(Dataset listings of figures)
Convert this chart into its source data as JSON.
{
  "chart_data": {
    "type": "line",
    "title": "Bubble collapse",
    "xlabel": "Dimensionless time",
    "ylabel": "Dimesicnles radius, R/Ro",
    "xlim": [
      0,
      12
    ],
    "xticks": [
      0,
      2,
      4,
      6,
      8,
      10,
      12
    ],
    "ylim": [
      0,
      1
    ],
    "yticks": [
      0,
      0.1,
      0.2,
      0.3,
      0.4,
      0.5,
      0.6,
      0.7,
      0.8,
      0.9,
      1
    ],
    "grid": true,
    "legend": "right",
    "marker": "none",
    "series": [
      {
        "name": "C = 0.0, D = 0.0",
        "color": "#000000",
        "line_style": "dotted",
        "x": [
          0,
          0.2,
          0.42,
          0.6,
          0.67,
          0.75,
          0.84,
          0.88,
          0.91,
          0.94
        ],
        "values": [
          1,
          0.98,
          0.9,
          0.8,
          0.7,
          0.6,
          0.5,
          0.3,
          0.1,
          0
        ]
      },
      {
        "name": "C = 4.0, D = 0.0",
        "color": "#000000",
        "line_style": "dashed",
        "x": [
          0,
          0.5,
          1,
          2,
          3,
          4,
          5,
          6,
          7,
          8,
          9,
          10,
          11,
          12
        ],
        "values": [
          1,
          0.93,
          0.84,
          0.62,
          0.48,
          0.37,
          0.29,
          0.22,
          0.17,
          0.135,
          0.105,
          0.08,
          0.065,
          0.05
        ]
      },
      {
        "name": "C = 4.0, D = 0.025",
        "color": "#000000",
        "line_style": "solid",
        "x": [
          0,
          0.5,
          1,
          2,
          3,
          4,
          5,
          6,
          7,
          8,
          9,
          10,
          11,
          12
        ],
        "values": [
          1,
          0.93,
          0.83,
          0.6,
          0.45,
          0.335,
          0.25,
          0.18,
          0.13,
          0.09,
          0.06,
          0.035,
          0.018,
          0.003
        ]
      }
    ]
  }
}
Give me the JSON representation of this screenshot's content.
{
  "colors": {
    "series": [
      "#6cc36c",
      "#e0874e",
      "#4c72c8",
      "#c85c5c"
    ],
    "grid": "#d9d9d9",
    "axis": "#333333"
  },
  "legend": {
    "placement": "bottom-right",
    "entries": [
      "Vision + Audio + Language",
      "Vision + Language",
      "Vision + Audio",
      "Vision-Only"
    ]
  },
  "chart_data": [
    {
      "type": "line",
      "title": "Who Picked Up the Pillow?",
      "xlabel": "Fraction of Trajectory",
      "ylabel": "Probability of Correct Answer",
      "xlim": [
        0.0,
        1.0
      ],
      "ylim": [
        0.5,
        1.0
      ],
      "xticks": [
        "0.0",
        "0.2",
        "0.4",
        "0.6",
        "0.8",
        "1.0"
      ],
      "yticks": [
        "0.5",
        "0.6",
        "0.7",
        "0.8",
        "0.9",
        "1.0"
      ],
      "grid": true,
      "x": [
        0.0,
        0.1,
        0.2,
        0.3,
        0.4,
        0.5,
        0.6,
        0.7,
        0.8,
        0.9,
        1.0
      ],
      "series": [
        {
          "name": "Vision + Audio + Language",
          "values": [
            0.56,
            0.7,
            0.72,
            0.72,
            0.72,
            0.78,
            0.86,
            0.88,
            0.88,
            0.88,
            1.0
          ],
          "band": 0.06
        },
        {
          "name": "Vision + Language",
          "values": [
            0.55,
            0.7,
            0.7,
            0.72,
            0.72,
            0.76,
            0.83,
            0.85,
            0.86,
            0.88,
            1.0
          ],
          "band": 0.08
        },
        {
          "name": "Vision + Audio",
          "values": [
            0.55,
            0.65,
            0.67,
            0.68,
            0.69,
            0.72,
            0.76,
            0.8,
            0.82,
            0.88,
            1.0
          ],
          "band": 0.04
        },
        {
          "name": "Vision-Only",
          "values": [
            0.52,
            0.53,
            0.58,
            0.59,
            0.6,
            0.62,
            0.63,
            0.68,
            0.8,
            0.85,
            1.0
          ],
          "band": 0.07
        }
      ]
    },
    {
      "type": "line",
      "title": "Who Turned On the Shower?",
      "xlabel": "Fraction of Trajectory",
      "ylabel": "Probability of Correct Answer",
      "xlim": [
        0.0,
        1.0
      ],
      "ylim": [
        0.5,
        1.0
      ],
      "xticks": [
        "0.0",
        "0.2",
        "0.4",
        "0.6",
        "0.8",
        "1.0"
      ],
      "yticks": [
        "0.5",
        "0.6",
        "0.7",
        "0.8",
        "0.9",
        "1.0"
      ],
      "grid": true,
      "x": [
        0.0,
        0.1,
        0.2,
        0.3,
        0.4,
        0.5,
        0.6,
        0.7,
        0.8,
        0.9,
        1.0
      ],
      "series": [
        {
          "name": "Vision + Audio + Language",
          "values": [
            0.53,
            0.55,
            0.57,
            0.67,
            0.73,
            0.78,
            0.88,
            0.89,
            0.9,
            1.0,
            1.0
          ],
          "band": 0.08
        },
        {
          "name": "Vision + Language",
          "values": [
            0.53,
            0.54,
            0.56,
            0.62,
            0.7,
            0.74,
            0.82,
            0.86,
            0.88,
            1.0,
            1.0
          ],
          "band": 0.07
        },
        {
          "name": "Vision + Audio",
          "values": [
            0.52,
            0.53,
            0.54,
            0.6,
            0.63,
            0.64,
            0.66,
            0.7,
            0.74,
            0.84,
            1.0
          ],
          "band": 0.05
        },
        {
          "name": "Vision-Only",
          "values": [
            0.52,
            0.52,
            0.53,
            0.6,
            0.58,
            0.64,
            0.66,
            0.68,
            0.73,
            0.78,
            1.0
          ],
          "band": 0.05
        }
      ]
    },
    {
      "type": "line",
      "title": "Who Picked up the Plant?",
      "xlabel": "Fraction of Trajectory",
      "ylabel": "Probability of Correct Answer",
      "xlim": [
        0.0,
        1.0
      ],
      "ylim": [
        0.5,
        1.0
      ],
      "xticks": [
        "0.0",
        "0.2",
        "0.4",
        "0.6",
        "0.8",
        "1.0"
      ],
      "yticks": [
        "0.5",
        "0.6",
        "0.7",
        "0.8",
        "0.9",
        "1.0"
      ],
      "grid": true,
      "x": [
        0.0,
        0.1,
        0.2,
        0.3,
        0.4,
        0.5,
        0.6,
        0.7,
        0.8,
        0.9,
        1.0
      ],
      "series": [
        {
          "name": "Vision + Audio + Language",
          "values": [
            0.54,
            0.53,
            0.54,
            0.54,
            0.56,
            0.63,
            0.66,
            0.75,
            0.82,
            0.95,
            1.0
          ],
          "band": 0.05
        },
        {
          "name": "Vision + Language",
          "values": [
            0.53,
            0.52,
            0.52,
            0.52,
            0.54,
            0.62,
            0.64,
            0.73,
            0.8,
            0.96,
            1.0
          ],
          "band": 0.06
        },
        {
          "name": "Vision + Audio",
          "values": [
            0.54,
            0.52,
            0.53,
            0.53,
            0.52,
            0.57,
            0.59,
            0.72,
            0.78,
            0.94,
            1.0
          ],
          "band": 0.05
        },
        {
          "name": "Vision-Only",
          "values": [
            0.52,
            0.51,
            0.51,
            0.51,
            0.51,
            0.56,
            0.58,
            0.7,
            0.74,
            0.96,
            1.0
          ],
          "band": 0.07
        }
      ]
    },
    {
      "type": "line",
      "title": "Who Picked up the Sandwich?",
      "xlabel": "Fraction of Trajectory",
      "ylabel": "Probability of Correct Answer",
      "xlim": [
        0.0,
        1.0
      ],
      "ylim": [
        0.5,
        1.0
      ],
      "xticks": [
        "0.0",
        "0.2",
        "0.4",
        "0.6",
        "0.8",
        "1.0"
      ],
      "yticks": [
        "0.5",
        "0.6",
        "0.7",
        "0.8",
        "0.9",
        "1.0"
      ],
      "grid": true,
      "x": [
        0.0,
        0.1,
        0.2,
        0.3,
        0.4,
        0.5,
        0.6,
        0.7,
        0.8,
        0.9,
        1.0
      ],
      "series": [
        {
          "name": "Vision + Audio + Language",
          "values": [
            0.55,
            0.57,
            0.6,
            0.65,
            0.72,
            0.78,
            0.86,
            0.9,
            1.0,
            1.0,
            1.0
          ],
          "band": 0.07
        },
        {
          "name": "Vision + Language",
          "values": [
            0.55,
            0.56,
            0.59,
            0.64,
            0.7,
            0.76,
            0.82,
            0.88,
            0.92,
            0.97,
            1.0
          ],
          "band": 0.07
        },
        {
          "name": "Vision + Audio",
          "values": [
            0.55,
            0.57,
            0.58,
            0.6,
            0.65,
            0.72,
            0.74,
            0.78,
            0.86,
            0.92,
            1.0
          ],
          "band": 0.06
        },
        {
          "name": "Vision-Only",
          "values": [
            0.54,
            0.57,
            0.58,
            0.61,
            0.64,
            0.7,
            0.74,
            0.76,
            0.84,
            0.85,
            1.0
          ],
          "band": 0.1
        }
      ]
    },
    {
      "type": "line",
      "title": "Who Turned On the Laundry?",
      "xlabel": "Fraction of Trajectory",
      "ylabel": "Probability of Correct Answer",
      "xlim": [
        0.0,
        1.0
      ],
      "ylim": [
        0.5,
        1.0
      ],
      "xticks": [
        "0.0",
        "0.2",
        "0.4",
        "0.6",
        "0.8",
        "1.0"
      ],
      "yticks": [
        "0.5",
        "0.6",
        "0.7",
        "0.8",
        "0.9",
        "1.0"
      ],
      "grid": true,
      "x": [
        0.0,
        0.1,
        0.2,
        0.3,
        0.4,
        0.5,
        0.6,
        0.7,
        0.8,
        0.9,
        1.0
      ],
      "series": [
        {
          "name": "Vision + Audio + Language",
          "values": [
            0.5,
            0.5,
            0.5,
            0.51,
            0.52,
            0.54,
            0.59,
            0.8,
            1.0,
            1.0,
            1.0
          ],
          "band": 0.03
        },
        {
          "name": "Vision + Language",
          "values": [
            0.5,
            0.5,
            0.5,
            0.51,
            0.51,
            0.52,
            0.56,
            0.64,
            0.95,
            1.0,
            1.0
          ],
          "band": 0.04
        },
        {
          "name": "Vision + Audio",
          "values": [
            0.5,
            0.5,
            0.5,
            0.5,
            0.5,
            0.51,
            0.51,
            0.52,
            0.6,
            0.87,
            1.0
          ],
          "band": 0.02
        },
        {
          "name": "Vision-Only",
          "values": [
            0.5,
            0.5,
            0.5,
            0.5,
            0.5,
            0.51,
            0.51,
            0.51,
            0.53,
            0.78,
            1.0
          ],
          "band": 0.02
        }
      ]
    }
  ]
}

§ **REQUIRED TASK**
Calculate how many lines of the material include the string "JSON", and state that number by itself.

§ **RESULT OF THIS TASK**
2